| Work instructions |
Transcribe every entry below word for word, but skip the pictures.

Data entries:
════════════════════

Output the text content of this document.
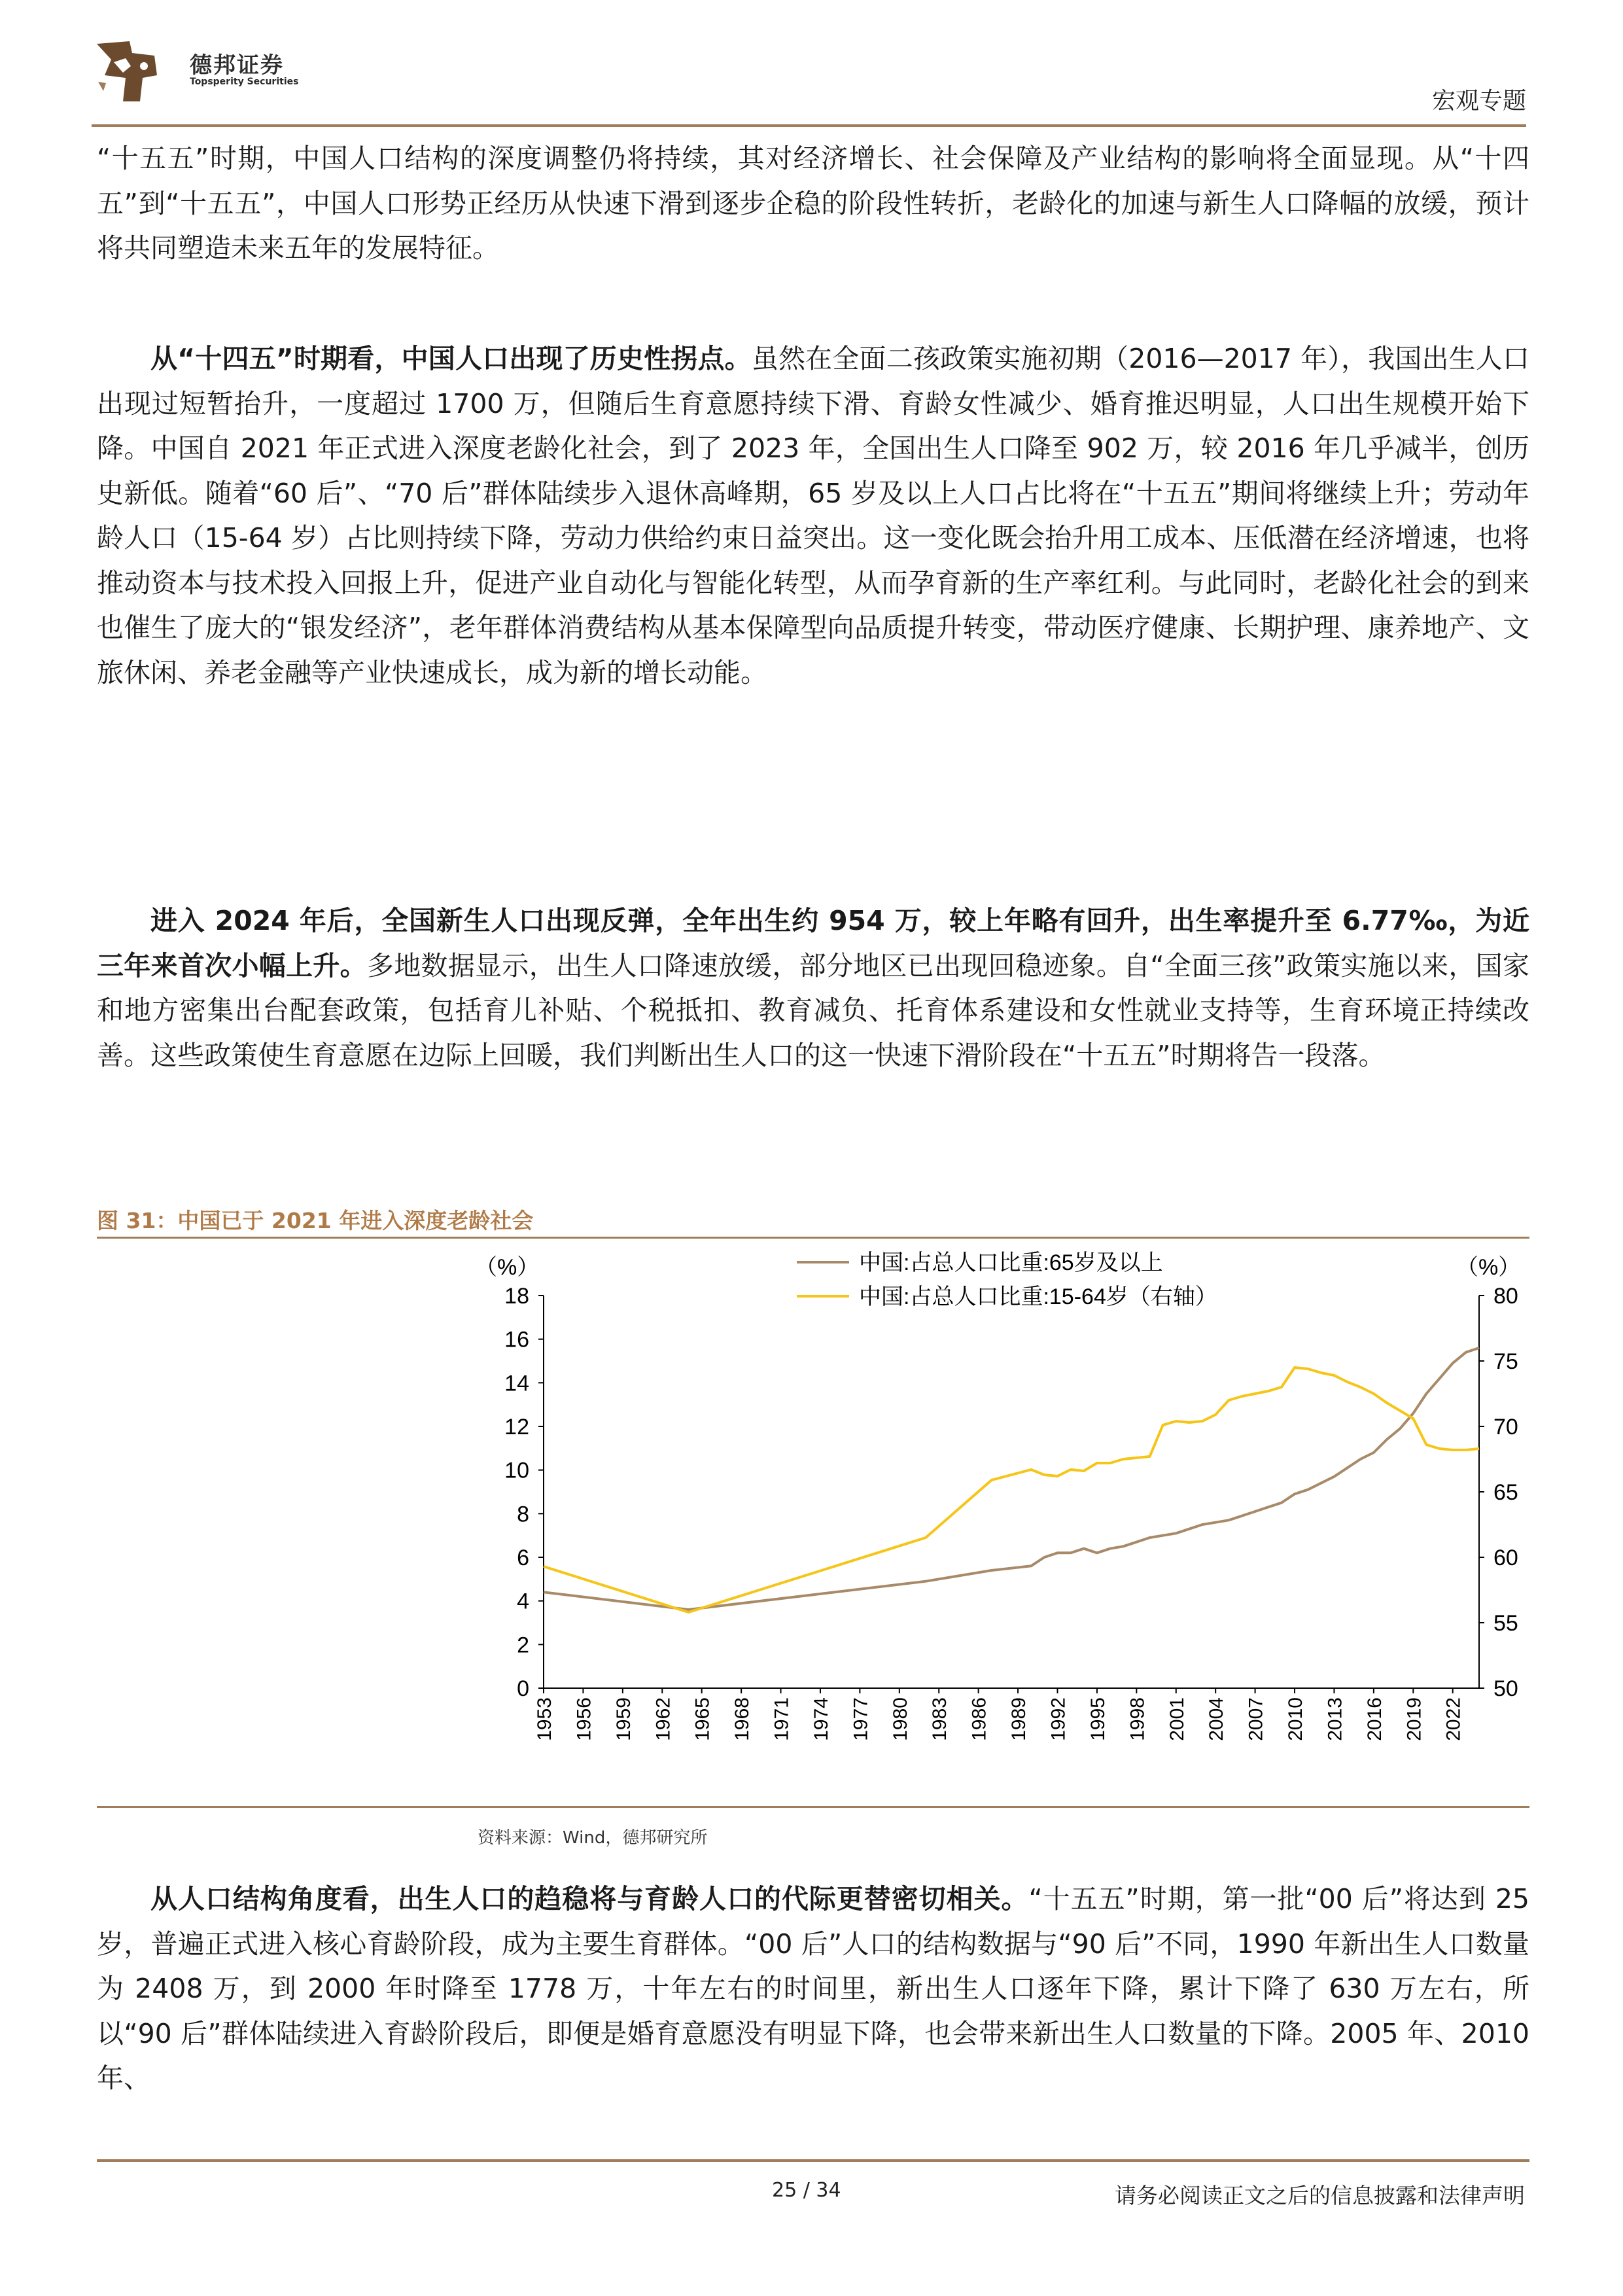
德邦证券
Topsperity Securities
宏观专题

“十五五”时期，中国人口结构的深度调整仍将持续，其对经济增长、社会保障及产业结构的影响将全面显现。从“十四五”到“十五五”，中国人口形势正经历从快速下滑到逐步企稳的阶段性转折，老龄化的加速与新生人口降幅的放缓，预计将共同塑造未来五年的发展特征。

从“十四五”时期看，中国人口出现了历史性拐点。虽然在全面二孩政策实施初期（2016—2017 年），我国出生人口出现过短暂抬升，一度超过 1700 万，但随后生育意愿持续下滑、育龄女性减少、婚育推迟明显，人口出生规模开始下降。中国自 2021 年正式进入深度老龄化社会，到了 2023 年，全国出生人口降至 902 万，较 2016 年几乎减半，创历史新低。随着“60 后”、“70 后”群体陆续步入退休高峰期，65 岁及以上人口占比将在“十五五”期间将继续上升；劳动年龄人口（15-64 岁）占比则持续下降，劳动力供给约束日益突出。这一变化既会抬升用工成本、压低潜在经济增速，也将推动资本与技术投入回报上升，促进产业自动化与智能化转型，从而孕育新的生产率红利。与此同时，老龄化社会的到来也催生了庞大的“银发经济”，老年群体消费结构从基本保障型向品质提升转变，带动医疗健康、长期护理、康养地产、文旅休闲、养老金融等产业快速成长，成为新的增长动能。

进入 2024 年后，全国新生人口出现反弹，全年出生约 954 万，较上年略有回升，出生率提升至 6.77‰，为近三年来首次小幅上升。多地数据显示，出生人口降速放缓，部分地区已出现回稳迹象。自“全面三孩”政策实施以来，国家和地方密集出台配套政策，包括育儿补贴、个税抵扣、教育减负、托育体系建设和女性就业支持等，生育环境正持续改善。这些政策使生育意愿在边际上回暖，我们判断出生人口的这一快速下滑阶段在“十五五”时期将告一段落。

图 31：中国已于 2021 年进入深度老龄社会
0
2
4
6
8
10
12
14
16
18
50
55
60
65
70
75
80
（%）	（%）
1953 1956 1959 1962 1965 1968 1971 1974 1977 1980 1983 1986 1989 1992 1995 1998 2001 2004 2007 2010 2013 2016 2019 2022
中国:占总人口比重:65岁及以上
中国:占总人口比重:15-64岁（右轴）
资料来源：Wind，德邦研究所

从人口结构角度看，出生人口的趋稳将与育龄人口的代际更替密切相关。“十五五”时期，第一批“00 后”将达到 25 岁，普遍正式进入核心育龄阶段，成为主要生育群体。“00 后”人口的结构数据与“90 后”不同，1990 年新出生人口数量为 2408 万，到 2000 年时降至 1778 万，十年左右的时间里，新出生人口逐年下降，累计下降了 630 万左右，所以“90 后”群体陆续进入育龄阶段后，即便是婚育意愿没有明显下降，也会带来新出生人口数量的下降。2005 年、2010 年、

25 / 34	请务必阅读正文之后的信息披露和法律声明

════════════════════

| In response |
Output the text content of this document.
德邦证券
Topsperity Securities
宏观专题

“十五五”时期，中国人口结构的深度调整仍将持续，其对经济增长、社会保障及产业结构的影响将全面显现。从“十四五”到“十五五”，中国人口形势正经历从快速下滑到逐步企稳的阶段性转折，老龄化的加速与新生人口降幅的放缓，预计将共同塑造未来五年的发展特征。

从“十四五”时期看，中国人口出现了历史性拐点。虽然在全面二孩政策实施初期（2016—2017 年），我国出生人口出现过短暂抬升，一度超过 1700 万，但随后生育意愿持续下滑、育龄女性减少、婚育推迟明显，人口出生规模开始下降。中国自 2021 年正式进入深度老龄化社会，到了 2023 年，全国出生人口降至 902 万，较 2016 年几乎减半，创历史新低。随着“60 后”、“70 后”群体陆续步入退休高峰期，65 岁及以上人口占比将在“十五五”期间将继续上升；劳动年龄人口（15-64 岁）占比则持续下降，劳动力供给约束日益突出。这一变化既会抬升用工成本、压低潜在经济增速，也将推动资本与技术投入回报上升，促进产业自动化与智能化转型，从而孕育新的生产率红利。与此同时，老龄化社会的到来也催生了庞大的“银发经济”，老年群体消费结构从基本保障型向品质提升转变，带动医疗健康、长期护理、康养地产、文旅休闲、养老金融等产业快速成长，成为新的增长动能。

进入 2024 年后，全国新生人口出现反弹，全年出生约 954 万，较上年略有回升，出生率提升至 6.77‰，为近三年来首次小幅上升。多地数据显示，出生人口降速放缓，部分地区已出现回稳迹象。自“全面三孩”政策实施以来，国家和地方密集出台配套政策，包括育儿补贴、个税抵扣、教育减负、托育体系建设和女性就业支持等，生育环境正持续改善。这些政策使生育意愿在边际上回暖，我们判断出生人口的这一快速下滑阶段在“十五五”时期将告一段落。

图 31：中国已于 2021 年进入深度老龄社会
0
2
4
6
8
10
12
14
16
18
50
55
60
65
70
75
80
（%）	（%）
1953 1956 1959 1962 1965 1968 1971 1974 1977 1980 1983 1986 1989 1992 1995 1998 2001 2004 2007 2010 2013 2016 2019 2022
中国:占总人口比重:65岁及以上
中国:占总人口比重:15-64岁（右轴）
资料来源：Wind，德邦研究所

从人口结构角度看，出生人口的趋稳将与育龄人口的代际更替密切相关。“十五五”时期，第一批“00 后”将达到 25 岁，普遍正式进入核心育龄阶段，成为主要生育群体。“00 后”人口的结构数据与“90 后”不同，1990 年新出生人口数量为 2408 万，到 2000 年时降至 1778 万，十年左右的时间里，新出生人口逐年下降，累计下降了 630 万左右，所以“90 后”群体陆续进入育龄阶段后，即便是婚育意愿没有明显下降，也会带来新出生人口数量的下降。2005 年、2010 年、

25 / 34	请务必阅读正文之后的信息披露和法律声明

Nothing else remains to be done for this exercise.